BEGIN

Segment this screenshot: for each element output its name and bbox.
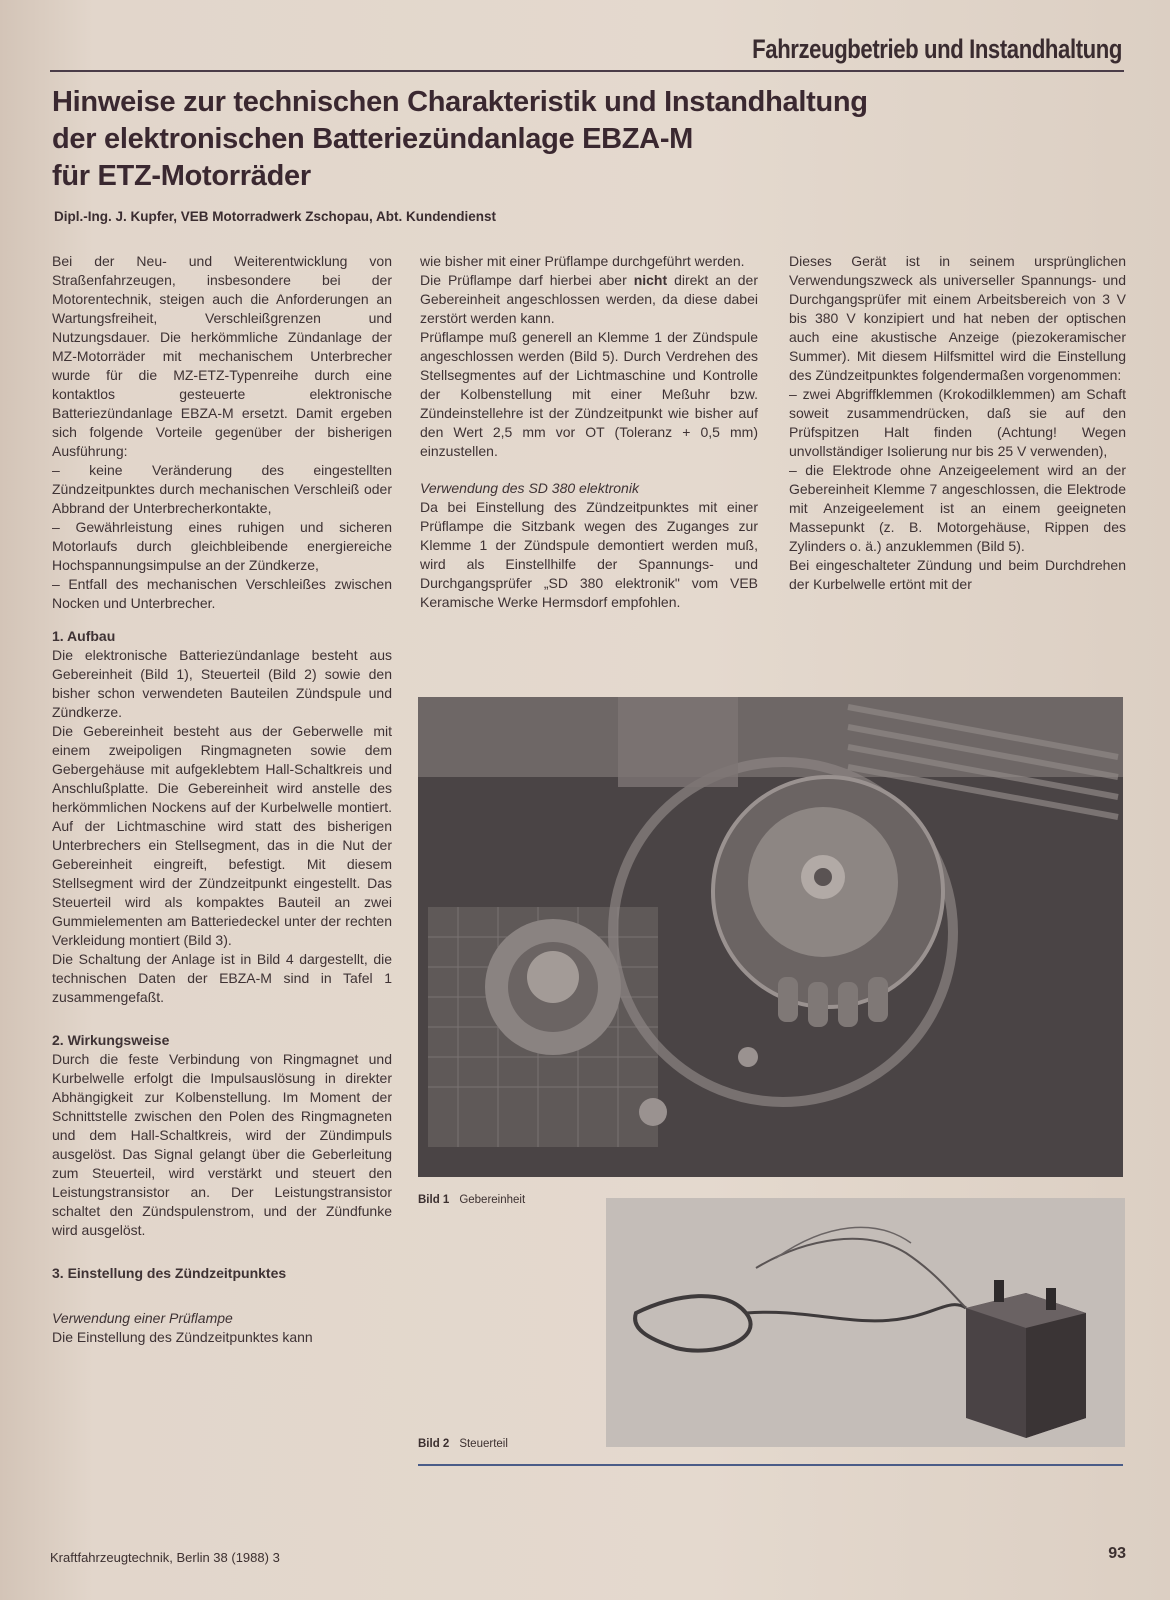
text-column-3: [789, 252, 1126, 594]
engine-photo-illustration: [418, 697, 1123, 1177]
col3-paragraph: Dieses Gerät ist in seinem ursprünglichen Verwendungszweck als universeller Spannungs- und Durchgangsprüfer mit einem Arbeitsbereich von 3 V bis 380 V konzipiert und hat neben der optischen auch eine akustische Anzeige (piezokeramischer Summer). Mit diesem Hilfsmittel wird die Einstellung des Zündzeitpunktes folgendermaßen vorgenommen:: [789, 253, 1126, 383]
pruef-paragraph: Die Einstellung des Zündzeitpunktes kann: [52, 1329, 313, 1345]
aufbau-paragraph: Die Gebereinheit besteht aus der Geberwelle mit einem zweipoligen Ringmagneten sowie dem Gebergehäuse mit aufgeklebtem Hall-Schaltkreis und Anschlußplatte. Die Gebereinheit wird anstelle des herkömmlichen Nockens auf der Kurbelwelle montiert. Auf der Lichtmaschine wird statt des bisherigen Unterbrechers ein Stellsegment, das in die Nut der Gebereinheit eingreift, befestigt. Mit diesem Stellsegment wird der Zündzeitpunkt eingestellt. Das Steuerteil wird als kompaktes Bauteil an zwei Gummielementen am Batteriedeckel unter der rechten Verkleidung montiert (Bild 3).: [52, 723, 392, 948]
advantage-item: – Gewährleistung eines ruhigen und sicheren Motorlaufs durch gleichbleibende energiereiche Hochspannungsimpulse an der Zündkerze,: [52, 519, 392, 573]
heading-wirkungsweise: 2. Wirkungsweise: [52, 1032, 170, 1048]
article-title: [52, 84, 1102, 195]
title-line-2: der elektronischen Batteriezündanlage EBZA-M: [52, 123, 694, 155]
col3-paragraph: Bei eingeschalteter Zündung und beim Durchdrehen der Kurbelwelle ertönt mit der: [789, 557, 1126, 592]
caption-text-2: Steuerteil: [459, 1438, 508, 1450]
col2-paragraph: Prüflampe muß generell an Klemme 1 der Zündspule angeschlossen werden (Bild 5). Durch Verdrehen des Stellsegmentes auf der Lichtmaschine und Kontrolle der Kolbenstellung mit einer Meßuhr bzw. Zündeinstellehre ist der Zündzeitpunkt wie bisher auf den Wert 2,5 mm vor OT (Toleranz + 0,5 mm) einzustellen.: [420, 329, 758, 459]
section-header: Fahrzeugbetrieb und Instandhaltung: [752, 34, 1122, 64]
bottom-rule: [418, 1464, 1123, 1466]
procedure-step: – die Elektrode ohne Anzeigeelement wird an der Gebereinheit Klemme 7 angeschlossen, die Elektrode mit Anzeigeelement ist an einem geeigneten Massepunkt (z. B. Motorgehäuse, Rippen des Zylinders o. ä.) anzuklemmen (Bild 5).: [789, 462, 1126, 554]
advantage-item: – Entfall des mechanischen Verschleißes zwischen Nocken und Unterbrecher.: [52, 576, 392, 611]
photo-gebereinheit: [418, 697, 1123, 1177]
figure-caption-2: [418, 1438, 508, 1450]
intro-paragraph: Bei der Neu- und Weiterentwicklung von Straßenfahrzeugen, insbesondere bei der Motorentechnik, steigen auch die Anforderungen an Wartungsfreiheit, Verschleißgrenzen und Nutzungsdauer. Die herkömmliche Zündanlage der MZ-Motorräder mit mechanischem Unterbrecher wurde für die MZ-ETZ-Typenreihe durch eine kontaktlos gesteuerte elektronische Batteriezündanlage EBZA-M ersetzt. Damit ergeben sich folgende Vorteile gegenüber der bisherigen Ausführung:: [52, 253, 392, 459]
caption-label-2: Bild 2: [418, 1438, 450, 1450]
heading-aufbau: 1. Aufbau: [52, 628, 116, 644]
col2-paragraph: Da bei Einstellung des Zündzeitpunktes mit einer Prüflampe die Sitzbank wegen des Zuganges zur Klemme 1 der Zündspule demontiert werden muß, wird als Einstellhilfe der Spannungs- und Durchgangsprüfer „SD 380 elektronik" vom VEB Keramische Werke Hermsdorf empfohlen.: [420, 499, 758, 610]
aufbau-paragraph: Die elektronische Batteriezündanlage besteht aus Gebereinheit (Bild 1), Steuerteil (Bild 2) sowie den bisher schon verwendeten Bauteilen Zündspule und Zündkerze.: [52, 647, 392, 720]
emphasis-nicht: nicht: [633, 272, 668, 288]
title-line-3: für ETZ-Motorräder: [52, 160, 311, 192]
figure-caption-1: [418, 1194, 525, 1206]
title-line-1: Hinweise zur technischen Charakteristik und Instandhaltung: [52, 86, 868, 118]
photo-steuerteil: [606, 1198, 1125, 1447]
page-number: 93: [1108, 1545, 1126, 1562]
wirkung-paragraph: Durch die feste Verbindung von Ringmagnet und Kurbelwelle erfolgt die Impulsauslösung in direkter Abhängigkeit zur Kolbenstellung. Im Moment der Schnittstelle zwischen den Polen des Ringmagneten und dem Hall-Schaltkreis, wird der Zündimpuls ausgelöst. Das Signal gelangt über die Geberleitung zum Steuerteil, wird verstärkt und steuert den Leistungstransistor an. Der Leistungstransistor schaltet den Zündspulenstrom, und der Zündfunke wird ausgelöst.: [52, 1051, 392, 1238]
subheading-sd380: Verwendung des SD 380 elektronik: [420, 480, 639, 496]
warning-paragraph: Die Prüflampe darf hierbei aber nicht direkt an der Gebereinheit angeschlossen werden, da diese dabei zerstört werden kann.: [420, 272, 758, 326]
caption-label-1: Bild 1: [418, 1194, 450, 1206]
caption-text-1: Gebereinheit: [459, 1194, 526, 1206]
journal-footer: Kraftfahrzeugtechnik, Berlin 38 (1988) 3: [50, 1550, 280, 1565]
author-byline: Dipl.-Ing. J. Kupfer, VEB Motorradwerk Zschopau, Abt. Kundendienst: [54, 209, 497, 224]
control-unit-photo-illustration: [606, 1198, 1125, 1447]
advantage-item: – keine Veränderung des eingestellten Zündzeitpunktes durch mechanischen Verschleiß oder Abbrand der Unterbrecherkontakte,: [52, 462, 392, 516]
col2-paragraph: wie bisher mit einer Prüflampe durchgeführt werden.: [420, 253, 745, 269]
procedure-step: – zwei Abgriffklemmen (Krokodilklemmen) am Schaft soweit zusammendrücken, daß sie auf den Prüfspitzen Halt finden (Achtung! Wegen unvollständiger Isolierung nur bis 25 V verwenden),: [789, 386, 1126, 459]
subheading-prueflampe: Verwendung einer Prüflampe: [52, 1310, 233, 1326]
aufbau-paragraph: Die Schaltung der Anlage ist in Bild 4 dargestellt, die technischen Daten der EBZA-M sind in Tafel 1 zusammengefaßt.: [52, 951, 392, 1005]
text-column-2: [420, 252, 758, 612]
text-column-1: [52, 252, 392, 1347]
header-rule: [50, 70, 1124, 72]
heading-einstellung: 3. Einstellung des Zündzeitpunktes: [52, 1265, 287, 1281]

END

Work instruction:
With "caption" as the string to look for, count the matching lines in the entries above and report only the number.

Result below:
6